— start of Records supplied —
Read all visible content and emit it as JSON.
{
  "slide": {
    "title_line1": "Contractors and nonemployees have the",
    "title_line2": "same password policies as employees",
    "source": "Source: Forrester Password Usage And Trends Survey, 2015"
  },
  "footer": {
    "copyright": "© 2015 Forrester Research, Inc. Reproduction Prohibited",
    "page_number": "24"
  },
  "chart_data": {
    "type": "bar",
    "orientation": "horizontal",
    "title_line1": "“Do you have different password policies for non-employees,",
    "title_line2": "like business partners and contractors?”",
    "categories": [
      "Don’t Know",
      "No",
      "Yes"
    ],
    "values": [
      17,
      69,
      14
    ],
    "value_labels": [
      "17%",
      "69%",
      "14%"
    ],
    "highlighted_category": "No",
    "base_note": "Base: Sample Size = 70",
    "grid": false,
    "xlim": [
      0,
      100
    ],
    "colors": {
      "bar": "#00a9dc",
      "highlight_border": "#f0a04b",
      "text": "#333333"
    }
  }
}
— end of Records supplied —
## Exercise
Quote each line of the listing above exactly.

## Written answer
Read all visible content and emit it as JSON.
{
  "slide": {
    "title_line1": "Contractors and nonemployees have the",
    "title_line2": "same password policies as employees",
    "source": "Source: Forrester Password Usage And Trends Survey, 2015"
  },
  "footer": {
    "copyright": "© 2015 Forrester Research, Inc. Reproduction Prohibited",
    "page_number": "24"
  },
  "chart_data": {
    "type": "bar",
    "orientation": "horizontal",
    "title_line1": "“Do you have different password policies for non-employees,",
    "title_line2": "like business partners and contractors?”",
    "categories": [
      "Don’t Know",
      "No",
      "Yes"
    ],
    "values": [
      17,
      69,
      14
    ],
    "value_labels": [
      "17%",
      "69%",
      "14%"
    ],
    "highlighted_category": "No",
    "base_note": "Base: Sample Size = 70",
    "grid": false,
    "xlim": [
      0,
      100
    ],
    "colors": {
      "bar": "#00a9dc",
      "highlight_border": "#f0a04b",
      "text": "#333333"
    }
  }
}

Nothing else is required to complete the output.